Write out each line in which the string "description" is present.
## start
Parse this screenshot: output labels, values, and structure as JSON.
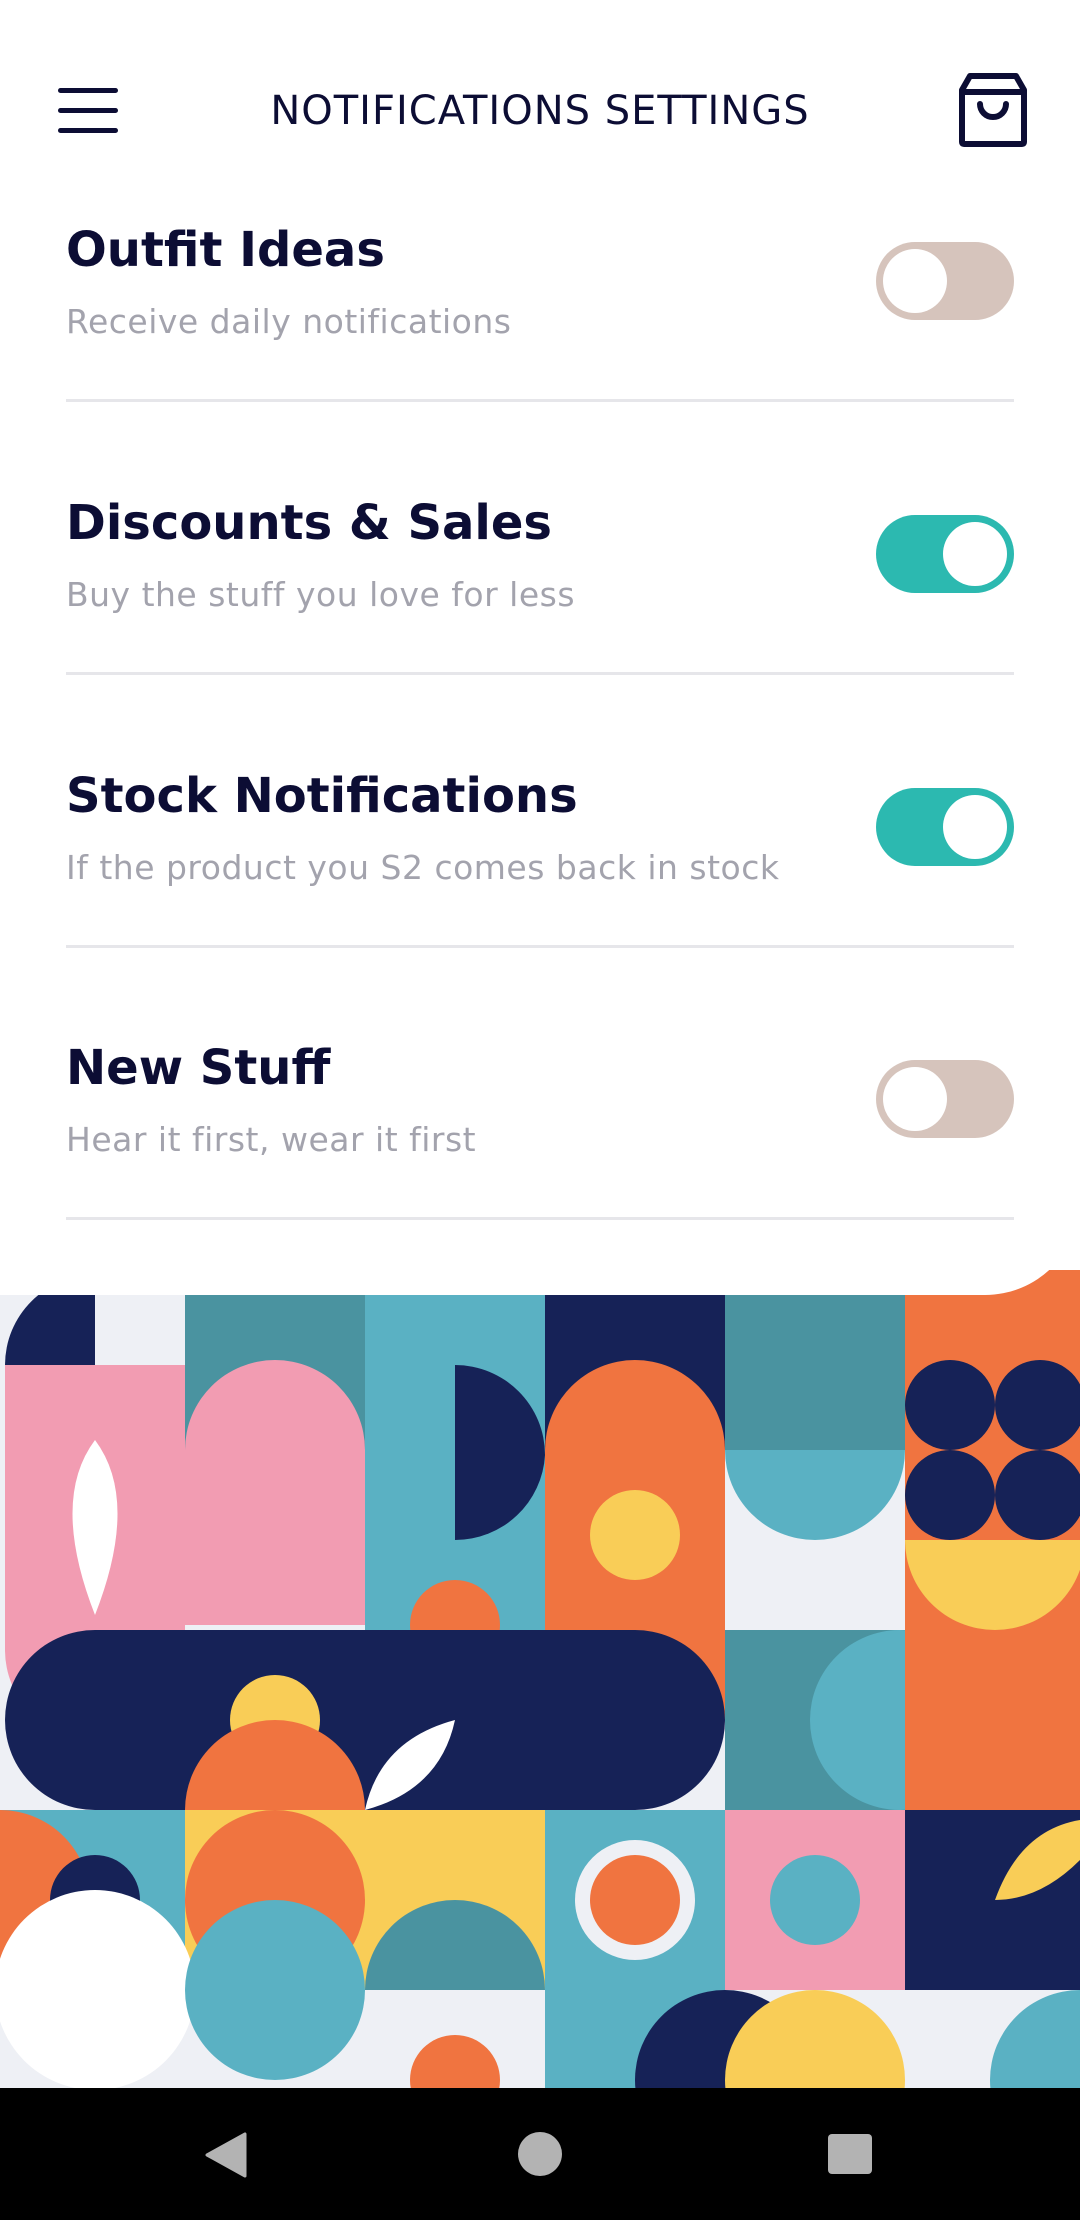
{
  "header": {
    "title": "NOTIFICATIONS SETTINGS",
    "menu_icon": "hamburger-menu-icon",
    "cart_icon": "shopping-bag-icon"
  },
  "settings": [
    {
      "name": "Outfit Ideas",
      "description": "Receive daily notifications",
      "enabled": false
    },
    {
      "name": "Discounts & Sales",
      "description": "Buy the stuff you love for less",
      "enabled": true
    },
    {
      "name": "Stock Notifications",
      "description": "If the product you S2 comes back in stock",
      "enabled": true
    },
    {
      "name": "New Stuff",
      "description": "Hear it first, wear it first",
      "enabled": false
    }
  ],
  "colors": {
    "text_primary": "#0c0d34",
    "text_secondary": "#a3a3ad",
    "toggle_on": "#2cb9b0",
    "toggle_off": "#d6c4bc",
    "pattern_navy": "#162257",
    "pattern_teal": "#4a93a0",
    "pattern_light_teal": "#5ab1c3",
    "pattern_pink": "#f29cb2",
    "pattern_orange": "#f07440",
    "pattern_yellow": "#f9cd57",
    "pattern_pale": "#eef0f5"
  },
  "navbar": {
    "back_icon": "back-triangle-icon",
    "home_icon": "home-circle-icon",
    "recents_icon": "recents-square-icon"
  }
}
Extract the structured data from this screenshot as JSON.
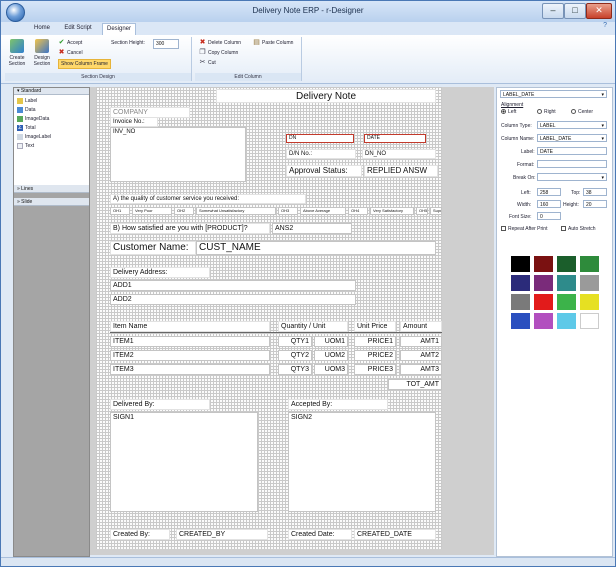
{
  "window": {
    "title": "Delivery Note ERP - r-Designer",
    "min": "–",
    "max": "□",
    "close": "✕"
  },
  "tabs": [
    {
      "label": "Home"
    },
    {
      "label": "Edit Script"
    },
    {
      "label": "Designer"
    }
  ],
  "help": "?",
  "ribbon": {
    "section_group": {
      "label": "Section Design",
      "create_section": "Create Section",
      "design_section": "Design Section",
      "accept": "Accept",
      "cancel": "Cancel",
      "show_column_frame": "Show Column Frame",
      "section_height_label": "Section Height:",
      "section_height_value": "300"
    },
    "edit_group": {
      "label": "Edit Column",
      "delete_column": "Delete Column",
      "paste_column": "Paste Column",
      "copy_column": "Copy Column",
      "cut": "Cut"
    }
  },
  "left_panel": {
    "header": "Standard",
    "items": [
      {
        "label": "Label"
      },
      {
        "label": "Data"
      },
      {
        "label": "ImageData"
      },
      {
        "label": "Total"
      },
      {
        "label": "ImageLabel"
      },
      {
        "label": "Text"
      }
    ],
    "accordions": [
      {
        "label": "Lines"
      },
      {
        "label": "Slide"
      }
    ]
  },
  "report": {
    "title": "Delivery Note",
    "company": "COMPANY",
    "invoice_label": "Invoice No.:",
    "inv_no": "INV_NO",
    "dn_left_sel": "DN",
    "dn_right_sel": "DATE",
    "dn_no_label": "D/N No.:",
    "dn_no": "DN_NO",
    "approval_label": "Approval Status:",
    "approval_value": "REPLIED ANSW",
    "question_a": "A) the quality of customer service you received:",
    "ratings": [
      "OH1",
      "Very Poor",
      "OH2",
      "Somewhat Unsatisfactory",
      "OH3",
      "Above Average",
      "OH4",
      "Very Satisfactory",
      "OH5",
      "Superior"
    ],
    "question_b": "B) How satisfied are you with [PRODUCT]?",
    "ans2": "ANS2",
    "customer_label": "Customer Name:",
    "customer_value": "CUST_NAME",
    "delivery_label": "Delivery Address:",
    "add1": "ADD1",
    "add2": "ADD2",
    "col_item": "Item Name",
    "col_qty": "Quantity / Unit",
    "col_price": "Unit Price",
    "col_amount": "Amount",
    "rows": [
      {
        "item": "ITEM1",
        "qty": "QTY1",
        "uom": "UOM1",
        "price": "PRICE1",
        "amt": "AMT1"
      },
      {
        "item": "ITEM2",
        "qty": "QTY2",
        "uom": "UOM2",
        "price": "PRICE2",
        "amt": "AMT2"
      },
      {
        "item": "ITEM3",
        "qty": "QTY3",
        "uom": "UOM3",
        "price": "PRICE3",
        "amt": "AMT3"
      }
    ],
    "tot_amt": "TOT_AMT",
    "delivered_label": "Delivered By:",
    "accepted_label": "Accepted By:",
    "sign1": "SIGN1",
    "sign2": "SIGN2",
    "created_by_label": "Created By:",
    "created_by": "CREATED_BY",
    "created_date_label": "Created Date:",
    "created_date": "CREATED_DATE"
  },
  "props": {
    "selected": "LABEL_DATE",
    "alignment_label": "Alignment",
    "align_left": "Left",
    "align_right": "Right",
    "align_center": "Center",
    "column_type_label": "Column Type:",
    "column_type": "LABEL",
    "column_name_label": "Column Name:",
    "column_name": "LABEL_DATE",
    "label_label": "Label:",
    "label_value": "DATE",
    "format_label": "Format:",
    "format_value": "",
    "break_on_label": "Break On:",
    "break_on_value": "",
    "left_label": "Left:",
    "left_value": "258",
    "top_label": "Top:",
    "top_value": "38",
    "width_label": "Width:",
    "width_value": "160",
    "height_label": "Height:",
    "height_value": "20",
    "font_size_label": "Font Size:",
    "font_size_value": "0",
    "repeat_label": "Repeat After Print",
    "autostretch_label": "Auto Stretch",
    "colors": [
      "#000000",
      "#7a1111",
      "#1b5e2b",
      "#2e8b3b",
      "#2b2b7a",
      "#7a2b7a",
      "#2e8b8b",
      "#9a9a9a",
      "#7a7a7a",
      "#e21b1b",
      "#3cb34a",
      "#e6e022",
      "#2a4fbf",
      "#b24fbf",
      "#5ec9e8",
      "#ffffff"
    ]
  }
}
## end
**SOLUTION TO THE EXERCISE:**
      "description": "Receive daily notifications",
      "description": "Buy the stuff you love for less",
      "description": "If the product you S2 comes back in stock",
      "description": "Hear it first, wear it first",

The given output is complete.